- BRANO FORNITO:
Gotthard – Buonanotte sognatori!

Ho saputo dell’esistenza dei Gotthard nel 2005, con l’uscita dell’album Lipservice. Vidi un loro clip su Rock TV dal titolo Lift U Up, mi piacque e acquistai il disco. Poco dopo presi anche il live Made In Switzerland dove c’era la ballata In The Name, bellissima, anche se non era una vera ballata ma la versione acustica di un pezzone che si trova su G. del 1996. Cazzo, se li avessi scoperti in quel periodo. A metà anni 90 ascoltavo dischi anni 80 in barba a tutto l’alternative e l’estremo che mi propinavano le riviste metal. Cercavo proprio qualcuno che non fosse andato oltre, che non avesse svoltato, per ragioni creative, commerciali o quel che era.

I Gotthard, chiamati così come il Passo del San Gottardo, al limitare del Canton Ticino, vengono da Lugano, sono svizzeri e in parte questo è un problema per me, perché a sentirli sembrano di L.A., congelati da un raggio fotonico in una risacca spazio-temporale tra il 1990 e il 1991. Purtroppo per loro (o per fortuna) vennero fuori nel 1992, via BMG e videro scatenarsi la grande babilonia tra Hollywood e Melrose Place dalle stesse postazioni terziarie di noi italiani.

- ISTRUZIONI:
**A)** Secondo il brano sui Gotthard, da quale città proviene la band?
**B)** Estrai dal brano sui Gotthard la parte che va da "I Gotthard, chiamati" a "di noi italiani.", copiandola senza alcuna modifica.

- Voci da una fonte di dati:

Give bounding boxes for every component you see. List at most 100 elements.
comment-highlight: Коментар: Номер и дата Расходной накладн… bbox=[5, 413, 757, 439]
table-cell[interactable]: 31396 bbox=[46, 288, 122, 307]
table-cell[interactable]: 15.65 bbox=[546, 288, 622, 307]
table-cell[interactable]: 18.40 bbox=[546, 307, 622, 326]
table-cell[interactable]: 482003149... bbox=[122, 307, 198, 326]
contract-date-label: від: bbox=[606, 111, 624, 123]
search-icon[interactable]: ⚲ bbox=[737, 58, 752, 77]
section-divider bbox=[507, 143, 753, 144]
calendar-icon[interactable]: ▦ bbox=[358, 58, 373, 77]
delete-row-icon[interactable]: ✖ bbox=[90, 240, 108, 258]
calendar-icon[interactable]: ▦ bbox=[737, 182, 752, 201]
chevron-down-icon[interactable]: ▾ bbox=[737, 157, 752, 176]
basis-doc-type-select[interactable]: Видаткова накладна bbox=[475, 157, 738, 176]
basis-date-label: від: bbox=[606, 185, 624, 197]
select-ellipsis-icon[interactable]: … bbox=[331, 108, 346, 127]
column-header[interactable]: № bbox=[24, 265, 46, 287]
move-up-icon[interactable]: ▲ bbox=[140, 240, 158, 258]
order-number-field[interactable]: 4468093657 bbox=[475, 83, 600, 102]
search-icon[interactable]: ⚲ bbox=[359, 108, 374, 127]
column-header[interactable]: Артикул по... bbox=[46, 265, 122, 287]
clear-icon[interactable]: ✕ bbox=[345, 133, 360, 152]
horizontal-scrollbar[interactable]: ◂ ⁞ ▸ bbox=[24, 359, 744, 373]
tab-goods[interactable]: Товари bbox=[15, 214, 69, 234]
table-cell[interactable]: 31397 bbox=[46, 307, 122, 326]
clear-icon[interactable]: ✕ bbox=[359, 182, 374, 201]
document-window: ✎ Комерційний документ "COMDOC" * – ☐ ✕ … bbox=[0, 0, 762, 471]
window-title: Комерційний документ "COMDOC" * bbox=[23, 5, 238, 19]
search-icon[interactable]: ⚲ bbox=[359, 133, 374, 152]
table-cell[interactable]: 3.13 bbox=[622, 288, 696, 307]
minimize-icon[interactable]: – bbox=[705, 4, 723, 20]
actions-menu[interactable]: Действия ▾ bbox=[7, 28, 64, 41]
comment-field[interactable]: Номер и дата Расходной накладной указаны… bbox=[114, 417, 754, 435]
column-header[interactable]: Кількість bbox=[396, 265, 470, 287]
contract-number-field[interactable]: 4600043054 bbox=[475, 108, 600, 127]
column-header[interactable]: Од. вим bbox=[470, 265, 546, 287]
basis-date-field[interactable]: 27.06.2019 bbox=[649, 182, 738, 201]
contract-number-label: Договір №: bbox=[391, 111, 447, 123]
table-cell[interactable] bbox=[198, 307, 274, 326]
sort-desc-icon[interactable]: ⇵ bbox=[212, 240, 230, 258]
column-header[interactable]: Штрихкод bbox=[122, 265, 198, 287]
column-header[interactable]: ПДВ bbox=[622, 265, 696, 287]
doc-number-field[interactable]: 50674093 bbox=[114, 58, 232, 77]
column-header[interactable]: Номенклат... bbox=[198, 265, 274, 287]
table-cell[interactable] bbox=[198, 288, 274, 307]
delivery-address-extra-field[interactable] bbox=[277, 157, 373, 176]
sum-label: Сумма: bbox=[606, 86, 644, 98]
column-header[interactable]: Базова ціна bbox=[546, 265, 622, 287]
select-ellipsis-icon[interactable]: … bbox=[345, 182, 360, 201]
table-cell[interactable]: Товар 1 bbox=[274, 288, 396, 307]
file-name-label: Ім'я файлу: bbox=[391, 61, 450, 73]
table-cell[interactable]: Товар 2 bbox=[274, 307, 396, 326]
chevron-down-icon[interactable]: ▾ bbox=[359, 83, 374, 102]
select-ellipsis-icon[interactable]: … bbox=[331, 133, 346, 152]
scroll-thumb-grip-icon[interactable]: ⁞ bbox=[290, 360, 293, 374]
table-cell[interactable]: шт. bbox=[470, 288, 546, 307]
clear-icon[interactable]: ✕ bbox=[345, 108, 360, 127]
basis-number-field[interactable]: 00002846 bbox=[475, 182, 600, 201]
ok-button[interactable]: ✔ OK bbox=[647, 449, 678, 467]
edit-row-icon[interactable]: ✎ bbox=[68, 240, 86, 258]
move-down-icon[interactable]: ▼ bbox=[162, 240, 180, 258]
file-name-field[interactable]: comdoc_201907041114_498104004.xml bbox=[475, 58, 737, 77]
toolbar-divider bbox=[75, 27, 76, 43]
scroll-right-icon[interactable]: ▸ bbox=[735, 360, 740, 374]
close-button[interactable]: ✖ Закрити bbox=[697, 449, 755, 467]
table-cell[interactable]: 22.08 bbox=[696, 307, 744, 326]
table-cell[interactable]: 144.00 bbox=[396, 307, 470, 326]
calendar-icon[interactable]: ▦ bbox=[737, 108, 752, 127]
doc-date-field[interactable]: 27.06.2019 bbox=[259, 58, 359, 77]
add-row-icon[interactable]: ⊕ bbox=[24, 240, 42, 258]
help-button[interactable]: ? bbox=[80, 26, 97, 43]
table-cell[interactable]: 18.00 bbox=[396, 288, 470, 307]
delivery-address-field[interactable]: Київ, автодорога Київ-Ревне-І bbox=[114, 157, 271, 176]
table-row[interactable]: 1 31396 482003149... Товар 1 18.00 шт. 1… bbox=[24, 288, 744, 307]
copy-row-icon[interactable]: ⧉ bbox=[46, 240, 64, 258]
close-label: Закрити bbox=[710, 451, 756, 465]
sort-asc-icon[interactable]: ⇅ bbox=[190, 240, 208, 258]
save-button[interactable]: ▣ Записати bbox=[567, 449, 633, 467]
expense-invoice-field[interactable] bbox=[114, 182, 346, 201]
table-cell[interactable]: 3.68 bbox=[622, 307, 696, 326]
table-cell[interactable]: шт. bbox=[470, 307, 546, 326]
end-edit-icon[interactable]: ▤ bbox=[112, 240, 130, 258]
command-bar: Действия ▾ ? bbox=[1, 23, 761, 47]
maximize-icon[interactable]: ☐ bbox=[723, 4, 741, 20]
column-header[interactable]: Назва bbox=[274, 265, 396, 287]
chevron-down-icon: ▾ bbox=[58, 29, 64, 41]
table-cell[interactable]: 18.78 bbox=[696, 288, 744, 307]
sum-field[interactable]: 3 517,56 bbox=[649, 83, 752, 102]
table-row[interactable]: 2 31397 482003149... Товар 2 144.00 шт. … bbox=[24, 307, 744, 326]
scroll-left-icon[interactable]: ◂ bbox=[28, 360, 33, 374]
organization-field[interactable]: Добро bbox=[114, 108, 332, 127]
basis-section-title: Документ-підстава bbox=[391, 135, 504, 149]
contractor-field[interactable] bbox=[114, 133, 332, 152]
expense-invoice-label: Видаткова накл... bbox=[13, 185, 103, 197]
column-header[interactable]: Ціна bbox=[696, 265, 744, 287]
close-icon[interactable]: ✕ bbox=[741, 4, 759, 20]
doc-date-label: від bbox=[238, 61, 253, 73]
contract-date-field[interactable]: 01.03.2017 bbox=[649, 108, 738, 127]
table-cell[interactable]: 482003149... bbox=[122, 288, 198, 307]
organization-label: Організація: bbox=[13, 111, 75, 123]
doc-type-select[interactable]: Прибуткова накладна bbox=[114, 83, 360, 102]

- RISPOSTE AI COMPITI:
**A)** Da Lugano.

**B)**
I Gotthard, chiamati così come il Passo del San Gottardo, al limitare del Canton Ticino, vengono da Lugano, sono svizzeri e in parte questo è un problema per me, perché a sentirli sembrano di L.A., congelati da un raggio fotonico in una risacca spazio-temporale tra il 1990 e il 1991. Purtroppo per loro (o per fortuna) vennero fuori nel 1992, via BMG e videro scatenarsi la grande babilonia tra Hollywood e Melrose Place dalle stesse postazioni terziarie di noi italiani.